◆ **Your objective**: Retype each record below word for word. Leave the pictures out.

◆ **Extracted material**:
◆ ◆ ◆ ◆

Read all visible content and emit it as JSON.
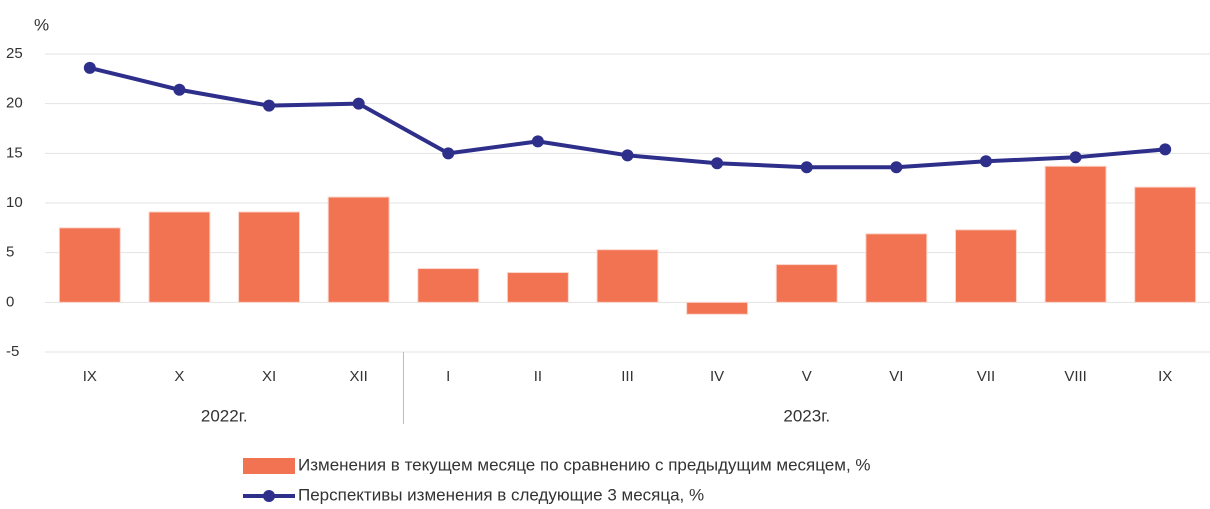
{
  "chart_data": {
    "type": "bar",
    "y_label": "%",
    "categories": [
      "IX",
      "X",
      "XI",
      "XII",
      "I",
      "II",
      "III",
      "IV",
      "V",
      "VI",
      "VII",
      "VIII",
      "IX"
    ],
    "groups": [
      {
        "label": "2022г.",
        "categories": [
          0,
          3
        ]
      },
      {
        "label": "2023г.",
        "categories": [
          4,
          12
        ]
      }
    ],
    "series": [
      {
        "name": "Изменения в текущем месяце по сравнению с предыдущим месяцем, %",
        "type": "bar",
        "color": "#f27352",
        "values": [
          7.5,
          9.1,
          9.1,
          10.6,
          3.4,
          3.0,
          5.3,
          -1.2,
          3.8,
          6.9,
          7.3,
          13.7,
          11.6
        ]
      },
      {
        "name": "Перспективы изменения в следующие 3 месяца, %",
        "type": "line",
        "color": "#2e2f8a",
        "values": [
          23.6,
          21.4,
          19.8,
          20.0,
          15.0,
          16.2,
          14.8,
          14.0,
          13.6,
          13.6,
          14.2,
          14.6,
          15.4
        ]
      }
    ],
    "ylim": [
      -5,
      25
    ],
    "yticks": [
      -5,
      0,
      5,
      10,
      15,
      20,
      25
    ],
    "grid": true,
    "legend": "bottom"
  }
}
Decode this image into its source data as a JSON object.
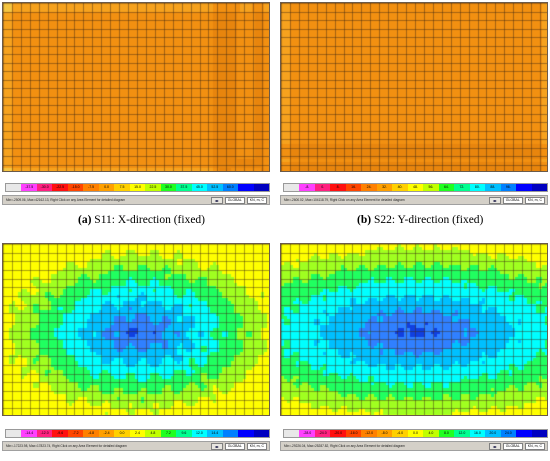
{
  "panels": [
    {
      "id": "a",
      "caption_tag": "(a)",
      "caption_text": "S11: X-direction (fixed)",
      "legend_values": [
        "",
        "-37.5",
        "-30.0",
        "-22.5",
        "-15.0",
        "-7.5",
        "0.0",
        "7.5",
        "15.0",
        "22.5",
        "30.0",
        "37.5",
        "45.0",
        "52.5",
        "60.0",
        "",
        ""
      ],
      "legend_colors": [
        "#e8e8e8",
        "#ff40ff",
        "#ff2080",
        "#ff1010",
        "#ff4500",
        "#ff8000",
        "#ffa000",
        "#ffd000",
        "#ffff00",
        "#c0ff00",
        "#20ff20",
        "#00ff90",
        "#00ffff",
        "#00c0ff",
        "#0080ff",
        "#0000ff",
        "#0000c0"
      ],
      "status_text": "Min=-2509.06, Max=42162.13, Right Click on any Area Element for detailed diagram",
      "combo1": "GLOBAL",
      "combo2": "KN, m, C"
    },
    {
      "id": "b",
      "caption_tag": "(b)",
      "caption_text": "S22: Y-direction (fixed)",
      "legend_values": [
        "",
        "-8.",
        "0.",
        "8.",
        "16.",
        "24.",
        "32.",
        "40.",
        "48.",
        "56.",
        "64.",
        "72.",
        "80.",
        "88.",
        "96.",
        "",
        ""
      ],
      "legend_colors": [
        "#e8e8e8",
        "#ff40ff",
        "#ff2080",
        "#ff1010",
        "#ff4500",
        "#ff8000",
        "#ffa000",
        "#ffd000",
        "#ffff00",
        "#c0ff00",
        "#20ff20",
        "#00ff90",
        "#00ffff",
        "#00c0ff",
        "#0080ff",
        "#0000ff",
        "#0000c0"
      ],
      "status_text": "Min=-2600.02, Max=104118.79, Right Click on any Area Element for detailed diagram",
      "combo1": "GLOBAL",
      "combo2": "KN, m, C"
    },
    {
      "id": "c",
      "caption_tag": "",
      "caption_text": "",
      "legend_values": [
        "",
        "-14.4",
        "-12.0",
        "-9.6",
        "-7.2",
        "-4.8",
        "-2.4",
        "0.0",
        "2.4",
        "4.8",
        "7.2",
        "9.6",
        "12.0",
        "14.4",
        "",
        "",
        ""
      ],
      "legend_colors": [
        "#e8e8e8",
        "#ff40ff",
        "#ff2080",
        "#ff1010",
        "#ff4500",
        "#ff8000",
        "#ffa000",
        "#ffd000",
        "#ffff00",
        "#c0ff00",
        "#20ff20",
        "#00ff90",
        "#00ffff",
        "#00c0ff",
        "#0080ff",
        "#0000ff",
        "#0000c0"
      ],
      "status_text": "Min=-17223.98, Max=17823.74, Right Click on any Area Element for detailed diagram",
      "combo1": "GLOBAL",
      "combo2": "KN, m, C"
    },
    {
      "id": "d",
      "caption_tag": "",
      "caption_text": "",
      "legend_values": [
        "",
        "-28.0",
        "-24.0",
        "-20.0",
        "-16.0",
        "-12.0",
        "-8.0",
        "-4.0",
        "0.0",
        "4.0",
        "8.0",
        "12.0",
        "16.0",
        "20.0",
        "24.0",
        "",
        ""
      ],
      "legend_colors": [
        "#e8e8e8",
        "#ff40ff",
        "#ff2080",
        "#ff1010",
        "#ff4500",
        "#ff8000",
        "#ffa000",
        "#ffd000",
        "#ffff00",
        "#c0ff00",
        "#20ff20",
        "#00ff90",
        "#00ffff",
        "#00c0ff",
        "#0080ff",
        "#0000ff",
        "#0000c0"
      ],
      "status_text": "Min=-29226.04, Max=25287.82, Right Click on any Area Element for detailed diagram",
      "combo1": "GLOBAL",
      "combo2": "KN, m, C"
    }
  ],
  "icons": {
    "nav": "arrow-pair-icon"
  }
}
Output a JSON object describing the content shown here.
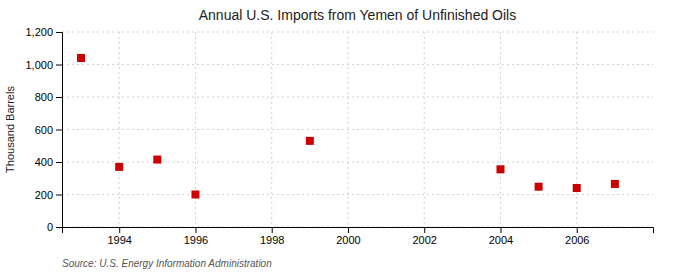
{
  "chart_data": {
    "type": "scatter",
    "title": "Annual U.S. Imports from Yemen of Unfinished Oils",
    "ylabel": "Thousand Barrels",
    "source": "Source: U.S. Energy Information Administration",
    "x": [
      1993,
      1994,
      1995,
      1996,
      1999,
      2004,
      2005,
      2006,
      2007
    ],
    "values": [
      1040,
      370,
      415,
      200,
      530,
      355,
      248,
      240,
      265
    ],
    "color": "#cc0000",
    "marker": "square",
    "xlim": [
      1992.5,
      2008
    ],
    "ylim": [
      0,
      1200
    ],
    "xticks": [
      1994,
      1996,
      1998,
      2000,
      2002,
      2004,
      2006
    ],
    "yticks": [
      0,
      200,
      400,
      600,
      800,
      {
        "value": 1000,
        "label": "1,000"
      },
      {
        "value": 1200,
        "label": "1,200"
      }
    ],
    "grid": true
  }
}
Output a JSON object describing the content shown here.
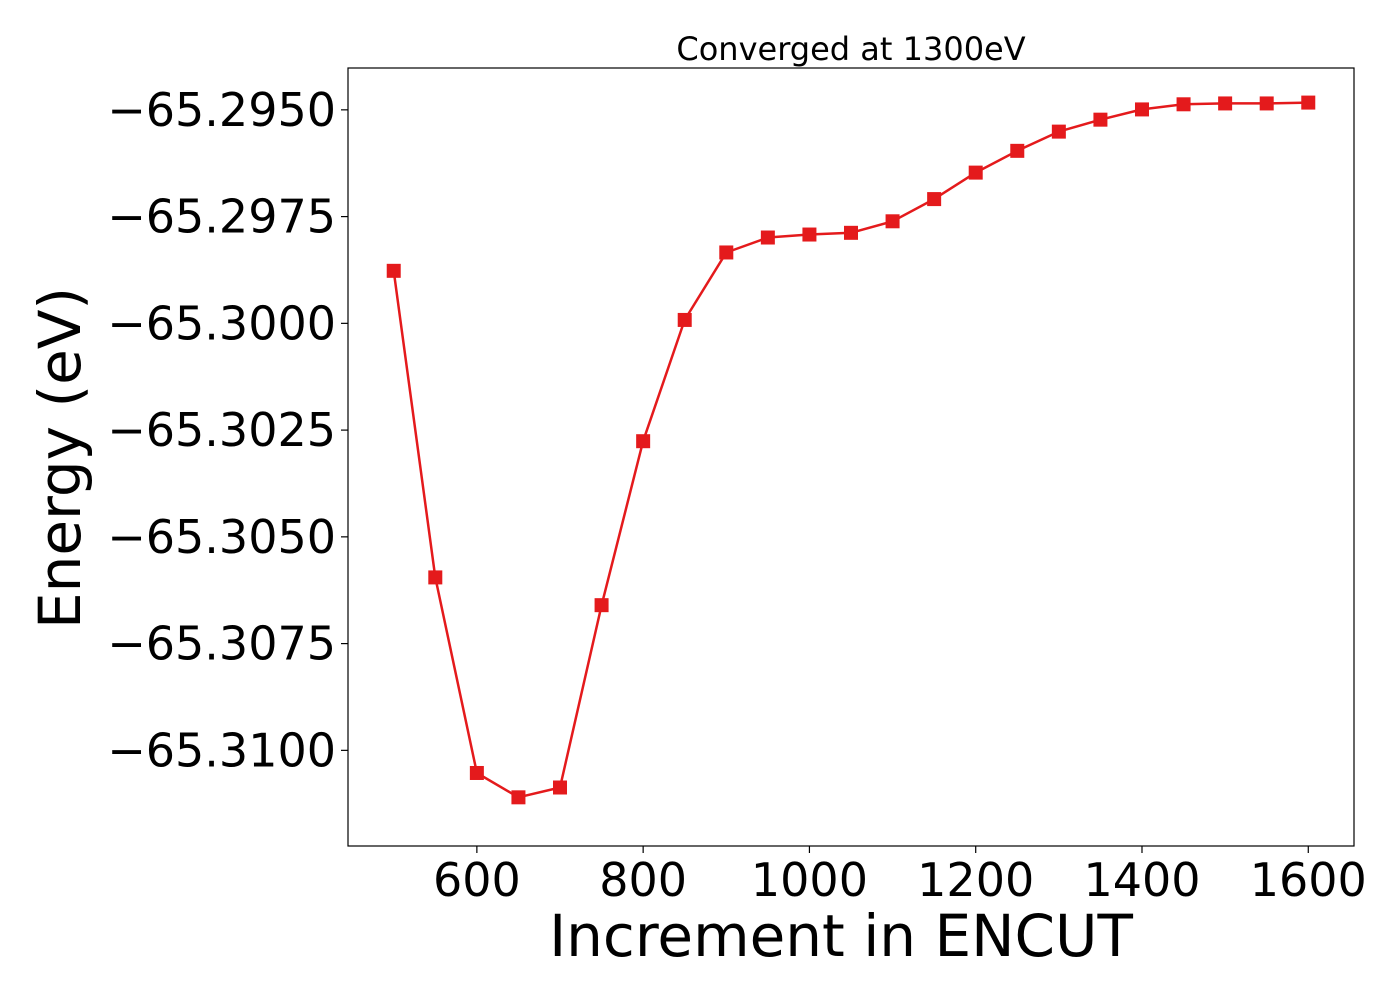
{
  "chart_data": {
    "type": "line",
    "title": "Converged at 1300eV",
    "xlabel": "Increment in ENCUT",
    "ylabel": "Energy (eV)",
    "xlim": [
      445,
      1655
    ],
    "ylim": [
      -65.31224,
      -65.29402
    ],
    "xticks": [
      600,
      800,
      1000,
      1200,
      1400,
      1600
    ],
    "xtick_labels": [
      "600",
      "800",
      "1000",
      "1200",
      "1400",
      "1600"
    ],
    "yticks": [
      -65.31,
      -65.3075,
      -65.305,
      -65.3025,
      -65.3,
      -65.2975,
      -65.295
    ],
    "ytick_labels": [
      "−65.3100",
      "−65.3075",
      "−65.3050",
      "−65.3025",
      "−65.3000",
      "−65.2975",
      "−65.2950"
    ],
    "grid": false,
    "series": [
      {
        "color": "#e41a1c",
        "marker": "square",
        "x": [
          500,
          550,
          600,
          650,
          700,
          750,
          800,
          850,
          900,
          950,
          1000,
          1050,
          1100,
          1150,
          1200,
          1250,
          1300,
          1350,
          1400,
          1450,
          1500,
          1550,
          1600
        ],
        "y": [
          -65.29877,
          -65.30595,
          -65.31053,
          -65.3111,
          -65.31087,
          -65.3066,
          -65.30276,
          -65.29992,
          -65.29834,
          -65.29799,
          -65.29792,
          -65.29788,
          -65.29761,
          -65.29709,
          -65.29647,
          -65.29596,
          -65.29551,
          -65.29523,
          -65.29499,
          -65.29487,
          -65.29485,
          -65.29485,
          -65.29483
        ]
      }
    ]
  }
}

◆ ◆ ◆ ◆

◆ **Complete answer**:
Read all visible content and emit it as JSON.
{
  "chart_data": {
    "type": "bar",
    "y_label": "%",
    "categories": [
      "IX",
      "X",
      "XI",
      "XII",
      "I",
      "II",
      "III",
      "IV",
      "V",
      "VI",
      "VII",
      "VIII",
      "IX"
    ],
    "groups": [
      {
        "label": "2022г.",
        "categories": [
          0,
          3
        ]
      },
      {
        "label": "2023г.",
        "categories": [
          4,
          12
        ]
      }
    ],
    "series": [
      {
        "name": "Изменения в текущем месяце по сравнению с предыдущим месяцем, %",
        "type": "bar",
        "color": "#f27352",
        "values": [
          7.5,
          9.1,
          9.1,
          10.6,
          3.4,
          3.0,
          5.3,
          -1.2,
          3.8,
          6.9,
          7.3,
          13.7,
          11.6
        ]
      },
      {
        "name": "Перспективы изменения в следующие 3 месяца, %",
        "type": "line",
        "color": "#2e2f8a",
        "values": [
          23.6,
          21.4,
          19.8,
          20.0,
          15.0,
          16.2,
          14.8,
          14.0,
          13.6,
          13.6,
          14.2,
          14.6,
          15.4
        ]
      }
    ],
    "ylim": [
      -5,
      25
    ],
    "yticks": [
      -5,
      0,
      5,
      10,
      15,
      20,
      25
    ],
    "grid": true,
    "legend": "bottom"
  }
}
Decode this image into its source data as a JSON object.
{
  "panels": [
    {
      "id": "a",
      "caption_tag": "(a)",
      "caption_text": "S11: X-direction (fixed)",
      "legend_values": [
        "",
        "-37.5",
        "-30.0",
        "-22.5",
        "-15.0",
        "-7.5",
        "0.0",
        "7.5",
        "15.0",
        "22.5",
        "30.0",
        "37.5",
        "45.0",
        "52.5",
        "60.0",
        "",
        ""
      ],
      "legend_colors": [
        "#e8e8e8",
        "#ff40ff",
        "#ff2080",
        "#ff1010",
        "#ff4500",
        "#ff8000",
        "#ffa000",
        "#ffd000",
        "#ffff00",
        "#c0ff00",
        "#20ff20",
        "#00ff90",
        "#00ffff",
        "#00c0ff",
        "#0080ff",
        "#0000ff",
        "#0000c0"
      ],
      "status_text": "Min=-2509.06, Max=42162.13, Right Click on any Area Element for detailed diagram",
      "combo1": "GLOBAL",
      "combo2": "KN, m, C"
    },
    {
      "id": "b",
      "caption_tag": "(b)",
      "caption_text": "S22: Y-direction (fixed)",
      "legend_values": [
        "",
        "-8.",
        "0.",
        "8.",
        "16.",
        "24.",
        "32.",
        "40.",
        "48.",
        "56.",
        "64.",
        "72.",
        "80.",
        "88.",
        "96.",
        "",
        ""
      ],
      "legend_colors": [
        "#e8e8e8",
        "#ff40ff",
        "#ff2080",
        "#ff1010",
        "#ff4500",
        "#ff8000",
        "#ffa000",
        "#ffd000",
        "#ffff00",
        "#c0ff00",
        "#20ff20",
        "#00ff90",
        "#00ffff",
        "#00c0ff",
        "#0080ff",
        "#0000ff",
        "#0000c0"
      ],
      "status_text": "Min=-2600.02, Max=104118.79, Right Click on any Area Element for detailed diagram",
      "combo1": "GLOBAL",
      "combo2": "KN, m, C"
    },
    {
      "id": "c",
      "caption_tag": "",
      "caption_text": "",
      "legend_values": [
        "",
        "-14.4",
        "-12.0",
        "-9.6",
        "-7.2",
        "-4.8",
        "-2.4",
        "0.0",
        "2.4",
        "4.8",
        "7.2",
        "9.6",
        "12.0",
        "14.4",
        "",
        "",
        ""
      ],
      "legend_colors": [
        "#e8e8e8",
        "#ff40ff",
        "#ff2080",
        "#ff1010",
        "#ff4500",
        "#ff8000",
        "#ffa000",
        "#ffd000",
        "#ffff00",
        "#c0ff00",
        "#20ff20",
        "#00ff90",
        "#00ffff",
        "#00c0ff",
        "#0080ff",
        "#0000ff",
        "#0000c0"
      ],
      "status_text": "Min=-17223.98, Max=17823.74, Right Click on any Area Element for detailed diagram",
      "combo1": "GLOBAL",
      "combo2": "KN, m, C"
    },
    {
      "id": "d",
      "caption_tag": "",
      "caption_text": "",
      "legend_values": [
        "",
        "-28.0",
        "-24.0",
        "-20.0",
        "-16.0",
        "-12.0",
        "-8.0",
        "-4.0",
        "0.0",
        "4.0",
        "8.0",
        "12.0",
        "16.0",
        "20.0",
        "24.0",
        "",
        ""
      ],
      "legend_colors": [
        "#e8e8e8",
        "#ff40ff",
        "#ff2080",
        "#ff1010",
        "#ff4500",
        "#ff8000",
        "#ffa000",
        "#ffd000",
        "#ffff00",
        "#c0ff00",
        "#20ff20",
        "#00ff90",
        "#00ffff",
        "#00c0ff",
        "#0080ff",
        "#0000ff",
        "#0000c0"
      ],
      "status_text": "Min=-29226.04, Max=25287.82, Right Click on any Area Element for detailed diagram",
      "combo1": "GLOBAL",
      "combo2": "KN, m, C"
    }
  ],
  "icons": {
    "nav": "arrow-pair-icon"
  }
}
Output a JSON object describing the content shown here.
{
  "chart_data": {
    "type": "scatter",
    "title": "Annual U.S. Imports from Yemen of Unfinished Oils",
    "ylabel": "Thousand Barrels",
    "source": "Source: U.S. Energy Information Administration",
    "x": [
      1993,
      1994,
      1995,
      1996,
      1999,
      2004,
      2005,
      2006,
      2007
    ],
    "values": [
      1040,
      370,
      415,
      200,
      530,
      355,
      248,
      240,
      265
    ],
    "color": "#cc0000",
    "marker": "square",
    "xlim": [
      1992.5,
      2008
    ],
    "ylim": [
      0,
      1200
    ],
    "xticks": [
      1994,
      1996,
      1998,
      2000,
      2002,
      2004,
      2006
    ],
    "yticks": [
      0,
      200,
      400,
      600,
      800,
      {
        "value": 1000,
        "label": "1,000"
      },
      {
        "value": 1200,
        "label": "1,200"
      }
    ],
    "grid": true
  }
}
Output a JSON object describing the content shown here.
{
  "chart_data": {
    "type": "line",
    "title": "Converged at 1300eV",
    "xlabel": "Increment in ENCUT",
    "ylabel": "Energy (eV)",
    "xlim": [
      445,
      1655
    ],
    "ylim": [
      -65.31224,
      -65.29402
    ],
    "xticks": [
      600,
      800,
      1000,
      1200,
      1400,
      1600
    ],
    "xtick_labels": [
      "600",
      "800",
      "1000",
      "1200",
      "1400",
      "1600"
    ],
    "yticks": [
      -65.31,
      -65.3075,
      -65.305,
      -65.3025,
      -65.3,
      -65.2975,
      -65.295
    ],
    "ytick_labels": [
      "−65.3100",
      "−65.3075",
      "−65.3050",
      "−65.3025",
      "−65.3000",
      "−65.2975",
      "−65.2950"
    ],
    "grid": false,
    "series": [
      {
        "color": "#e41a1c",
        "marker": "square",
        "x": [
          500,
          550,
          600,
          650,
          700,
          750,
          800,
          850,
          900,
          950,
          1000,
          1050,
          1100,
          1150,
          1200,
          1250,
          1300,
          1350,
          1400,
          1450,
          1500,
          1550,
          1600
        ],
        "y": [
          -65.29877,
          -65.30595,
          -65.31053,
          -65.3111,
          -65.31087,
          -65.3066,
          -65.30276,
          -65.29992,
          -65.29834,
          -65.29799,
          -65.29792,
          -65.29788,
          -65.29761,
          -65.29709,
          -65.29647,
          -65.29596,
          -65.29551,
          -65.29523,
          -65.29499,
          -65.29487,
          -65.29485,
          -65.29485,
          -65.29483
        ]
      }
    ]
  }
}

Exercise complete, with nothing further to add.